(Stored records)
================

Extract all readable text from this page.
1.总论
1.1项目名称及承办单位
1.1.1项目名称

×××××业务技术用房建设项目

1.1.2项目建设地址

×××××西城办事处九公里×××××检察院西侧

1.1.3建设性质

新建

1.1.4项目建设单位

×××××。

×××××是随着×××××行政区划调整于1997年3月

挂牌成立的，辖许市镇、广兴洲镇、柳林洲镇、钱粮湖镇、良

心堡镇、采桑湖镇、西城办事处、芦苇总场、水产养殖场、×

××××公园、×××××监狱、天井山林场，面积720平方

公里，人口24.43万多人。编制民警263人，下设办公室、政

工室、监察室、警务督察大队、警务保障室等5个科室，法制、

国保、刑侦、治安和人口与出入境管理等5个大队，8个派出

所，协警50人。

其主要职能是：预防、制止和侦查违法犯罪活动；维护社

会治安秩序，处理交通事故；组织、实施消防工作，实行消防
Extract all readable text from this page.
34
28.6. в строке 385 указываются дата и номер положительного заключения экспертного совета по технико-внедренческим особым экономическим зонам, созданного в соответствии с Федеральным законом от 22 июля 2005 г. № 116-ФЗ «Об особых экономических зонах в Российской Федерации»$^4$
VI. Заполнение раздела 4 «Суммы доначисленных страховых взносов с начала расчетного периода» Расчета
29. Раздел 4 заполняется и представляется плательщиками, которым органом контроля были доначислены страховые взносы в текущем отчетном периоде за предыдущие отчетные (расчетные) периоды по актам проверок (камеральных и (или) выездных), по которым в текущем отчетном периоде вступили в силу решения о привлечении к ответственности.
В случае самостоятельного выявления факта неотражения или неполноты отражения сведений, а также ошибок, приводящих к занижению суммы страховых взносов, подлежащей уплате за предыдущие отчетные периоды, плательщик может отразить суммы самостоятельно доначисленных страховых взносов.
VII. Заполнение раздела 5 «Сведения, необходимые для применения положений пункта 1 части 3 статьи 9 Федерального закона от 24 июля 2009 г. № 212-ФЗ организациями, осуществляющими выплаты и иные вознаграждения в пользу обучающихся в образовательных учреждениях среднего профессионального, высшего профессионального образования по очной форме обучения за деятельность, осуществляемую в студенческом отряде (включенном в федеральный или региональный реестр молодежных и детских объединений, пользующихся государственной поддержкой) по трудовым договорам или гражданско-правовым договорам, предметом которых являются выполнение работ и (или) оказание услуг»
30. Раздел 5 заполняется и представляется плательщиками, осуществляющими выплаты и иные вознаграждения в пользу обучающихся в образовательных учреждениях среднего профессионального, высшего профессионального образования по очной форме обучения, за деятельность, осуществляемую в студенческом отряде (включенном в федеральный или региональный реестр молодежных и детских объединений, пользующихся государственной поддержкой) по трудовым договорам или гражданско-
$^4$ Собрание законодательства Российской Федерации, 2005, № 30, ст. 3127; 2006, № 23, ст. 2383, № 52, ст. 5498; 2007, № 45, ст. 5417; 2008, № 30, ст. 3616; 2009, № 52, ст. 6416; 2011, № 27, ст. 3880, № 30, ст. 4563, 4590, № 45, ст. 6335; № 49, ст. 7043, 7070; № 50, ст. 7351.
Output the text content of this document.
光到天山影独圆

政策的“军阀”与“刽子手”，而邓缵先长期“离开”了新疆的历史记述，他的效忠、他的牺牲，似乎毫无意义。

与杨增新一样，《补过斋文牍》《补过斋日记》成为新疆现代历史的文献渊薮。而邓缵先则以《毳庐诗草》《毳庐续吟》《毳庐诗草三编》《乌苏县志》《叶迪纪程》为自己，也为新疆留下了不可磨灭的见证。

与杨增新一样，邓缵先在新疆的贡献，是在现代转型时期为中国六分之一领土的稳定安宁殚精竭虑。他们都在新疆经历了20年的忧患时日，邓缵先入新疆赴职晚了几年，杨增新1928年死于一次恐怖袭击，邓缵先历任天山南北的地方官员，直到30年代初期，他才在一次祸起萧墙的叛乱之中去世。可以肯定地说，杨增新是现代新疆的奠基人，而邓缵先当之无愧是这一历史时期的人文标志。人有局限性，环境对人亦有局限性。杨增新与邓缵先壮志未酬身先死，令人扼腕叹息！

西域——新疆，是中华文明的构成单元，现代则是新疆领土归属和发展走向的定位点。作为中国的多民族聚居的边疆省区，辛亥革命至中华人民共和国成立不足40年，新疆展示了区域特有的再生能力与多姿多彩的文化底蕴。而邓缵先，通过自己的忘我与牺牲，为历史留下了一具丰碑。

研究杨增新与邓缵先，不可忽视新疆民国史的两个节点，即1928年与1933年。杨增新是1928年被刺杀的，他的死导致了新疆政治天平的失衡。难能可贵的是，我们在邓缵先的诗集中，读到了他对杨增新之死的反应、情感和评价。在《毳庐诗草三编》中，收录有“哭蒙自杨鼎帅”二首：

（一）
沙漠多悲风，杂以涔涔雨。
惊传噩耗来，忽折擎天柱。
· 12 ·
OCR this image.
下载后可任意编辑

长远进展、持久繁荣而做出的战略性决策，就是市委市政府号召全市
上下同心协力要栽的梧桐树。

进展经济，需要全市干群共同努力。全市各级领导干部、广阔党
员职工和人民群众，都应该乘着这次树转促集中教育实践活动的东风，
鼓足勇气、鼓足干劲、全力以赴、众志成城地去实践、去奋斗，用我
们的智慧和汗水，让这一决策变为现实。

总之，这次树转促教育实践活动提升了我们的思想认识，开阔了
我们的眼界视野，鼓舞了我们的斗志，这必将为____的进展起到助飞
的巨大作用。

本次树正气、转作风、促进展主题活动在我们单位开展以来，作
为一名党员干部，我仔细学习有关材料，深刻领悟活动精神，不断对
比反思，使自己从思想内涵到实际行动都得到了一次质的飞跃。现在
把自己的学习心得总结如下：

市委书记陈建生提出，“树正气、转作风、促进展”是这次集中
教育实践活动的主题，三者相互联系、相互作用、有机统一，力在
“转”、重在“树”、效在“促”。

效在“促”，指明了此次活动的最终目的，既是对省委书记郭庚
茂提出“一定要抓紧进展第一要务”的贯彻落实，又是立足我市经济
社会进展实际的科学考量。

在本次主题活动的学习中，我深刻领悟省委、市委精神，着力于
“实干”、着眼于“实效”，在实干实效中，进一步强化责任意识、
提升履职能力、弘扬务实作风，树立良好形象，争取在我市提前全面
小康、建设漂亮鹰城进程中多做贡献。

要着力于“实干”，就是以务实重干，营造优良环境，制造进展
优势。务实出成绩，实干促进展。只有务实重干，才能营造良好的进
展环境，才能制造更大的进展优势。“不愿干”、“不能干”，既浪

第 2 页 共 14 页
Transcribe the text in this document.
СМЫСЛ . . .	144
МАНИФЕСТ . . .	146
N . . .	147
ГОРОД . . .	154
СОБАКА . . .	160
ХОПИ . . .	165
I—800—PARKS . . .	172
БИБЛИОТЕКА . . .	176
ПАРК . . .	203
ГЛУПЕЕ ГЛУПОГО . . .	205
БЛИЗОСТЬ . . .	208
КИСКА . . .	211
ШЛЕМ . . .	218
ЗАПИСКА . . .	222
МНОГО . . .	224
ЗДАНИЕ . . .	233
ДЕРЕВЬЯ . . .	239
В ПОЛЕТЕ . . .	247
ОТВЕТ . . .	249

================

▸ YOUR GOAL:
Write out every line of the material again, exactly as it reads.

▸ IN RESPONSE:
Extract all readable text from this page.
1.总论
1.1项目名称及承办单位
1.1.1项目名称

×××××业务技术用房建设项目

1.1.2项目建设地址

×××××西城办事处九公里×××××检察院西侧

1.1.3建设性质

新建

1.1.4项目建设单位

×××××。

×××××是随着×××××行政区划调整于1997年3月

挂牌成立的，辖许市镇、广兴洲镇、柳林洲镇、钱粮湖镇、良

心堡镇、采桑湖镇、西城办事处、芦苇总场、水产养殖场、×

××××公园、×××××监狱、天井山林场，面积720平方

公里，人口24.43万多人。编制民警263人，下设办公室、政

工室、监察室、警务督察大队、警务保障室等5个科室，法制、

国保、刑侦、治安和人口与出入境管理等5个大队，8个派出

所，协警50人。

其主要职能是：预防、制止和侦查违法犯罪活动；维护社

会治安秩序，处理交通事故；组织、实施消防工作，实行消防
Extract all readable text from this page.
34
28.6. в строке 385 указываются дата и номер положительного заключения экспертного совета по технико-внедренческим особым экономическим зонам, созданного в соответствии с Федеральным законом от 22 июля 2005 г. № 116-ФЗ «Об особых экономических зонах в Российской Федерации»$^4$
VI. Заполнение раздела 4 «Суммы доначисленных страховых взносов с начала расчетного периода» Расчета
29. Раздел 4 заполняется и представляется плательщиками, которым органом контроля были доначислены страховые взносы в текущем отчетном периоде за предыдущие отчетные (расчетные) периоды по актам проверок (камеральных и (или) выездных), по которым в текущем отчетном периоде вступили в силу решения о привлечении к ответственности.
В случае самостоятельного выявления факта неотражения или неполноты отражения сведений, а также ошибок, приводящих к занижению суммы страховых взносов, подлежащей уплате за предыдущие отчетные периоды, плательщик может отразить суммы самостоятельно доначисленных страховых взносов.
VII. Заполнение раздела 5 «Сведения, необходимые для применения положений пункта 1 части 3 статьи 9 Федерального закона от 24 июля 2009 г. № 212-ФЗ организациями, осуществляющими выплаты и иные вознаграждения в пользу обучающихся в образовательных учреждениях среднего профессионального, высшего профессионального образования по очной форме обучения за деятельность, осуществляемую в студенческом отряде (включенном в федеральный или региональный реестр молодежных и детских объединений, пользующихся государственной поддержкой) по трудовым договорам или гражданско-правовым договорам, предметом которых являются выполнение работ и (или) оказание услуг»
30. Раздел 5 заполняется и представляется плательщиками, осуществляющими выплаты и иные вознаграждения в пользу обучающихся в образовательных учреждениях среднего профессионального, высшего профессионального образования по очной форме обучения, за деятельность, осуществляемую в студенческом отряде (включенном в федеральный или региональный реестр молодежных и детских объединений, пользующихся государственной поддержкой) по трудовым договорам или гражданско-
$^4$ Собрание законодательства Российской Федерации, 2005, № 30, ст. 3127; 2006, № 23, ст. 2383, № 52, ст. 5498; 2007, № 45, ст. 5417; 2008, № 30, ст. 3616; 2009, № 52, ст. 6416; 2011, № 27, ст. 3880, № 30, ст. 4563, 4590, № 45, ст. 6335; № 49, ст. 7043, 7070; № 50, ст. 7351.
Output the text content of this document.
光到天山影独圆

政策的“军阀”与“刽子手”，而邓缵先长期“离开”了新疆的历史记述，他的效忠、他的牺牲，似乎毫无意义。

与杨增新一样，《补过斋文牍》《补过斋日记》成为新疆现代历史的文献渊薮。而邓缵先则以《毳庐诗草》《毳庐续吟》《毳庐诗草三编》《乌苏县志》《叶迪纪程》为自己，也为新疆留下了不可磨灭的见证。

与杨增新一样，邓缵先在新疆的贡献，是在现代转型时期为中国六分之一领土的稳定安宁殚精竭虑。他们都在新疆经历了20年的忧患时日，邓缵先入新疆赴职晚了几年，杨增新1928年死于一次恐怖袭击，邓缵先历任天山南北的地方官员，直到30年代初期，他才在一次祸起萧墙的叛乱之中去世。可以肯定地说，杨增新是现代新疆的奠基人，而邓缵先当之无愧是这一历史时期的人文标志。人有局限性，环境对人亦有局限性。杨增新与邓缵先壮志未酬身先死，令人扼腕叹息！

西域——新疆，是中华文明的构成单元，现代则是新疆领土归属和发展走向的定位点。作为中国的多民族聚居的边疆省区，辛亥革命至中华人民共和国成立不足40年，新疆展示了区域特有的再生能力与多姿多彩的文化底蕴。而邓缵先，通过自己的忘我与牺牲，为历史留下了一具丰碑。

研究杨增新与邓缵先，不可忽视新疆民国史的两个节点，即1928年与1933年。杨增新是1928年被刺杀的，他的死导致了新疆政治天平的失衡。难能可贵的是，我们在邓缵先的诗集中，读到了他对杨增新之死的反应、情感和评价。在《毳庐诗草三编》中，收录有“哭蒙自杨鼎帅”二首：

（一）
沙漠多悲风，杂以涔涔雨。
惊传噩耗来，忽折擎天柱。
· 12 ·
OCR this image.
下载后可任意编辑

长远进展、持久繁荣而做出的战略性决策，就是市委市政府号召全市
上下同心协力要栽的梧桐树。

进展经济，需要全市干群共同努力。全市各级领导干部、广阔党
员职工和人民群众，都应该乘着这次树转促集中教育实践活动的东风，
鼓足勇气、鼓足干劲、全力以赴、众志成城地去实践、去奋斗，用我
们的智慧和汗水，让这一决策变为现实。

总之，这次树转促教育实践活动提升了我们的思想认识，开阔了
我们的眼界视野，鼓舞了我们的斗志，这必将为____的进展起到助飞
的巨大作用。

本次树正气、转作风、促进展主题活动在我们单位开展以来，作
为一名党员干部，我仔细学习有关材料，深刻领悟活动精神，不断对
比反思，使自己从思想内涵到实际行动都得到了一次质的飞跃。现在
把自己的学习心得总结如下：

市委书记陈建生提出，“树正气、转作风、促进展”是这次集中
教育实践活动的主题，三者相互联系、相互作用、有机统一，力在
“转”、重在“树”、效在“促”。

效在“促”，指明了此次活动的最终目的，既是对省委书记郭庚
茂提出“一定要抓紧进展第一要务”的贯彻落实，又是立足我市经济
社会进展实际的科学考量。

在本次主题活动的学习中，我深刻领悟省委、市委精神，着力于
“实干”、着眼于“实效”，在实干实效中，进一步强化责任意识、
提升履职能力、弘扬务实作风，树立良好形象，争取在我市提前全面
小康、建设漂亮鹰城进程中多做贡献。

要着力于“实干”，就是以务实重干，营造优良环境，制造进展
优势。务实出成绩，实干促进展。只有务实重干，才能营造良好的进
展环境，才能制造更大的进展优势。“不愿干”、“不能干”，既浪

第 2 页 共 14 页
Transcribe the text in this document.
СМЫСЛ . . .	144
МАНИФЕСТ . . .	146
N . . .	147
ГОРОД . . .	154
СОБАКА . . .	160
ХОПИ . . .	165
I—800—PARKS . . .	172
БИБЛИОТЕКА . . .	176
ПАРК . . .	203
ГЛУПЕЕ ГЛУПОГО . . .	205
БЛИЗОСТЬ . . .	208
КИСКА . . .	211
ШЛЕМ . . .	218
ЗАПИСКА . . .	222
МНОГО . . .	224
ЗДАНИЕ . . .	233
ДЕРЕВЬЯ . . .	239
В ПОЛЕТЕ . . .	247
ОТВЕТ . . .	249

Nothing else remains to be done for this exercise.